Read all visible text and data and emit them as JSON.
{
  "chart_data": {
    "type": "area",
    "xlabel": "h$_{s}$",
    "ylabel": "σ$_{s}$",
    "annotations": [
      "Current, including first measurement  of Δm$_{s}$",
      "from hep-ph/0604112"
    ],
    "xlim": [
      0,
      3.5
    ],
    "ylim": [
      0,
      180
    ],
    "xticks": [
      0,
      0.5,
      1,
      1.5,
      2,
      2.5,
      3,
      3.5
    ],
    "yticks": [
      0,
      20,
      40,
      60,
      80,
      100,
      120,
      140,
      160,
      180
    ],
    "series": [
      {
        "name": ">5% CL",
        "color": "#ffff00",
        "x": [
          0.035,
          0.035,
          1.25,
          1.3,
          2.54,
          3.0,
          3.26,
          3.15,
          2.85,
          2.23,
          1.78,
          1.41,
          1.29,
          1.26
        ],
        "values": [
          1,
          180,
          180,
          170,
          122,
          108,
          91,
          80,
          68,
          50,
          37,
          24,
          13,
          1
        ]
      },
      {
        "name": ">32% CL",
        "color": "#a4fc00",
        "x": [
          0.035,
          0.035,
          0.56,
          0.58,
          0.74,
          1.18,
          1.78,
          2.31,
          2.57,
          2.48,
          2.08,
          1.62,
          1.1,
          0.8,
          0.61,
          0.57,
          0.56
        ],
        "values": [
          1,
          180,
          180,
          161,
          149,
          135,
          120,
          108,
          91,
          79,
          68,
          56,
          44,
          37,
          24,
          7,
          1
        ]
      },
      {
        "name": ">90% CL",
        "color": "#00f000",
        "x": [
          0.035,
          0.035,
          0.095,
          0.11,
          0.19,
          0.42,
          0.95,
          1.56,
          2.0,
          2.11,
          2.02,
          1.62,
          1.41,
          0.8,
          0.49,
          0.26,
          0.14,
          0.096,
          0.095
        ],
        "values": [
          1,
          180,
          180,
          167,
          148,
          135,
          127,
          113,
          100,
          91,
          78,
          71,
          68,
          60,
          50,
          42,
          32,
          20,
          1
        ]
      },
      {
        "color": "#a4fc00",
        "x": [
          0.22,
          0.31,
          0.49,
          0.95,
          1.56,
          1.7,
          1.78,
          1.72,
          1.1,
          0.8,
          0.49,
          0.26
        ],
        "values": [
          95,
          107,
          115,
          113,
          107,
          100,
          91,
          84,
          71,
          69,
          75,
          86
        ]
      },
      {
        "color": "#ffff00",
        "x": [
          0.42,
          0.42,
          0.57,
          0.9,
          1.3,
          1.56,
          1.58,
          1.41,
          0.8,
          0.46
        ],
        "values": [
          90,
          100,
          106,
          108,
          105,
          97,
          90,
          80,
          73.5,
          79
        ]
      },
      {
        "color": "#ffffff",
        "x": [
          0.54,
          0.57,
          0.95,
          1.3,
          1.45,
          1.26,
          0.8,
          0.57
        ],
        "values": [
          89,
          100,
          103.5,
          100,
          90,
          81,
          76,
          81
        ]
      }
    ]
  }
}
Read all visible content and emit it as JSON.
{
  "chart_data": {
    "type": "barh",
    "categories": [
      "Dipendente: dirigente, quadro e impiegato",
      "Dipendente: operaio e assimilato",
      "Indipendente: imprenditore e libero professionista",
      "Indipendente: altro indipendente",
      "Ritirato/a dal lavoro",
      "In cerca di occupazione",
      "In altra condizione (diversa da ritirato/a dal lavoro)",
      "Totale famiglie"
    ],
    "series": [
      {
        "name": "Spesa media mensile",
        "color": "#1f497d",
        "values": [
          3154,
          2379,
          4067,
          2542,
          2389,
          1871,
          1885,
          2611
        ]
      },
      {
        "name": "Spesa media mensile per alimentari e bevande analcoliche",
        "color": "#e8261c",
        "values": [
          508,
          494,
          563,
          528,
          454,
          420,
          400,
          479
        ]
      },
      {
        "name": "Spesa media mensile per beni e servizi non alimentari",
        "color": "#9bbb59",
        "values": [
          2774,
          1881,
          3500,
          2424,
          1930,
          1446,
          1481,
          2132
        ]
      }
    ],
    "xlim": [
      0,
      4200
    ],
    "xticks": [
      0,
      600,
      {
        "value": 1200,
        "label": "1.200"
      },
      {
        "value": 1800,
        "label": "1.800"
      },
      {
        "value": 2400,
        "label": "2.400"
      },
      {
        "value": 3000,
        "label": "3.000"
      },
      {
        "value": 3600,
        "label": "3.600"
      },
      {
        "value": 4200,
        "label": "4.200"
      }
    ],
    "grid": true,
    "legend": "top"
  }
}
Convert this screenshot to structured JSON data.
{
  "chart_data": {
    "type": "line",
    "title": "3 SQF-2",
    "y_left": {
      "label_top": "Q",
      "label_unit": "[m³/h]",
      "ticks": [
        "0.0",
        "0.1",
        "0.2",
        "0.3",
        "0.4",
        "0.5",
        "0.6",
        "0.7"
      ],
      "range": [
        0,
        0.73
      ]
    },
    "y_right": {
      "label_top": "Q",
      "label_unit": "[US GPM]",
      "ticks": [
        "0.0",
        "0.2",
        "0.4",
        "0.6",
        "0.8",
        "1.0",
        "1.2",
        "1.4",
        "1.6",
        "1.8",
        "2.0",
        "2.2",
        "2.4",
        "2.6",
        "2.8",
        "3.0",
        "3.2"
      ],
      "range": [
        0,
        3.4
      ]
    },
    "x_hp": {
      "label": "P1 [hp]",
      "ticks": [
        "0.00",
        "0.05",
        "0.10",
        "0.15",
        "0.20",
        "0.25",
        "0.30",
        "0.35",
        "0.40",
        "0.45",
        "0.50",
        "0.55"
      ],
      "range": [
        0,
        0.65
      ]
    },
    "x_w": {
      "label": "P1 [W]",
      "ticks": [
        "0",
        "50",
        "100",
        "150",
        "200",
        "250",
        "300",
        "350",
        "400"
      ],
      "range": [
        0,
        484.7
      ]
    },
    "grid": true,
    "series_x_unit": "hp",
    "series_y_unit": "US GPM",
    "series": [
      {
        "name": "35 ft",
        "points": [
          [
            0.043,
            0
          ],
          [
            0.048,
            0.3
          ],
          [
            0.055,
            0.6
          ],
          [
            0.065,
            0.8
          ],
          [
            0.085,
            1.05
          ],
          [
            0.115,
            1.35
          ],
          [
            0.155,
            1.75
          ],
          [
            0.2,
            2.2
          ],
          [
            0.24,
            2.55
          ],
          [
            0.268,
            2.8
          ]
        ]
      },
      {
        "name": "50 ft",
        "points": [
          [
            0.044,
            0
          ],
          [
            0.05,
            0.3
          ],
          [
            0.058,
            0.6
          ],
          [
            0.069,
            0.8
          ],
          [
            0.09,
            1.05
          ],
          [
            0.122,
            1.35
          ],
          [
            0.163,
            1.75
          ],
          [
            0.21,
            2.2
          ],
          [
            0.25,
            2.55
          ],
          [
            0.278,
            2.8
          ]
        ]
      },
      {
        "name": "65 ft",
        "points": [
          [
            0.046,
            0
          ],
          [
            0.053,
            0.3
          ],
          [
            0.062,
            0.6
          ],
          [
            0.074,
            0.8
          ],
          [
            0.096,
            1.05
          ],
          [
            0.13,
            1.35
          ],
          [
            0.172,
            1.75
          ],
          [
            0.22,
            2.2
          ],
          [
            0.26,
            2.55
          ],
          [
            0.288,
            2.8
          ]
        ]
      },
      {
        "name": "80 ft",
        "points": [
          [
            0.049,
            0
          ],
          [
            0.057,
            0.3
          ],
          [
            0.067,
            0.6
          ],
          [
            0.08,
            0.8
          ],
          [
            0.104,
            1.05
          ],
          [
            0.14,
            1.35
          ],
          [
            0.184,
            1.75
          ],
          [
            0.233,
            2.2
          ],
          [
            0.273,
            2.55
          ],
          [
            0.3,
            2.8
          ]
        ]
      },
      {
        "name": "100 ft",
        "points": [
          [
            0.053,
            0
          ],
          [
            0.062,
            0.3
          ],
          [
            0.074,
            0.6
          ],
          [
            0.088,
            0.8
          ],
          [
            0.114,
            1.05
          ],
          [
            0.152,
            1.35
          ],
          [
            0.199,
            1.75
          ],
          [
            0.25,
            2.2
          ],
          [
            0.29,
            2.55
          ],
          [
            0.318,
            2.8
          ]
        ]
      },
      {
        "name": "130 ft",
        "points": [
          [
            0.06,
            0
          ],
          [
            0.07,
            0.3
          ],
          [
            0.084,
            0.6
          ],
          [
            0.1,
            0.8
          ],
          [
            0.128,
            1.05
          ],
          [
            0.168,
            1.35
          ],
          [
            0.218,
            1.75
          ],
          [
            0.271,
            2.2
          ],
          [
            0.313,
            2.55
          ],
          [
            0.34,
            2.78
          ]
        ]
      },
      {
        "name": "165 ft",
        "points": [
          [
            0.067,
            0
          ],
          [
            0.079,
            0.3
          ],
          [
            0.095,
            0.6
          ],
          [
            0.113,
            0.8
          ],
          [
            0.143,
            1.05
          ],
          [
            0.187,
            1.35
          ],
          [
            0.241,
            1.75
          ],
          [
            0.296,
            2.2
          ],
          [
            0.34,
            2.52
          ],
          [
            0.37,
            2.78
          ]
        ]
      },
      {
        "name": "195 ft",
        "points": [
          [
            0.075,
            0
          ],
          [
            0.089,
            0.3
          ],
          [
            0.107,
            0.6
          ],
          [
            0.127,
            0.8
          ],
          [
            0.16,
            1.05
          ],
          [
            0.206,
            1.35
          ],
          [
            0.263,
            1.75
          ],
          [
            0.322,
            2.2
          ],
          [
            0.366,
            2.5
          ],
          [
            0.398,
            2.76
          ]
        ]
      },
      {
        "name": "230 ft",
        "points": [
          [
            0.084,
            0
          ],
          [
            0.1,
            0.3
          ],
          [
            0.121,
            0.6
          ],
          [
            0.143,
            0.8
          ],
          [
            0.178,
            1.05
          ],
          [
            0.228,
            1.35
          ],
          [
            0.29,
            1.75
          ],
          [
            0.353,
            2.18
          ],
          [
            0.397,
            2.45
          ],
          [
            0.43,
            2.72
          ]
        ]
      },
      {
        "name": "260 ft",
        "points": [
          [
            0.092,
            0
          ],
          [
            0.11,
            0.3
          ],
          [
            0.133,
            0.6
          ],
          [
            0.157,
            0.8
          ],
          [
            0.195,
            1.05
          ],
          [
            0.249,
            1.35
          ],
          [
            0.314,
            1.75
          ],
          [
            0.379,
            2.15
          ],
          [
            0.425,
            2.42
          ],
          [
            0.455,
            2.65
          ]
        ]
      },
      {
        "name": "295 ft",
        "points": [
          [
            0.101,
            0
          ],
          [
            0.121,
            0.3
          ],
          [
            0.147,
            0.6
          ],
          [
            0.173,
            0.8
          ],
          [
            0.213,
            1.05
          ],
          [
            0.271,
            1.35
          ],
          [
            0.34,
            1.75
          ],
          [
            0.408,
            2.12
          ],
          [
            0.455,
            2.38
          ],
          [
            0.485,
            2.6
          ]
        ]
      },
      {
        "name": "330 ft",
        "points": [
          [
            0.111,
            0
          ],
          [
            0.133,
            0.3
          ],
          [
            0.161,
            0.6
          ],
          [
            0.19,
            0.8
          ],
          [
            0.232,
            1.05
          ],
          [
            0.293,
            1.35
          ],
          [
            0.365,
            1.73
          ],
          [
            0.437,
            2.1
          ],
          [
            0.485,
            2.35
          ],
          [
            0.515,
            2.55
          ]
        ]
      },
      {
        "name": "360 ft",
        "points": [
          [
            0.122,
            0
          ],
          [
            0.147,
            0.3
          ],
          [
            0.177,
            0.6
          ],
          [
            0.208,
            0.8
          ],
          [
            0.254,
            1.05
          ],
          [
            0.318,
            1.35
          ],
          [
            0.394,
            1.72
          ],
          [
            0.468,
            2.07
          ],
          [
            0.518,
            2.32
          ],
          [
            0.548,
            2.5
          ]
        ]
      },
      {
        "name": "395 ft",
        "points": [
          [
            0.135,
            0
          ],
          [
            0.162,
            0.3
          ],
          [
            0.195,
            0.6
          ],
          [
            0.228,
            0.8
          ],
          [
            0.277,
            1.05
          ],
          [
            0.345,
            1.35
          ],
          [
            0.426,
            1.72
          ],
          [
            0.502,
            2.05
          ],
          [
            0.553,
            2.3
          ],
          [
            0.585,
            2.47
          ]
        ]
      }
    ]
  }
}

▸ **Your objective**
Copy every line in the entries above that has the string "alimentari" in it.

▸ **Solved problem**
        "name": "Spesa media mensile per alimentari e bevande analcoliche",
        "name": "Spesa media mensile per beni e servizi non alimentari",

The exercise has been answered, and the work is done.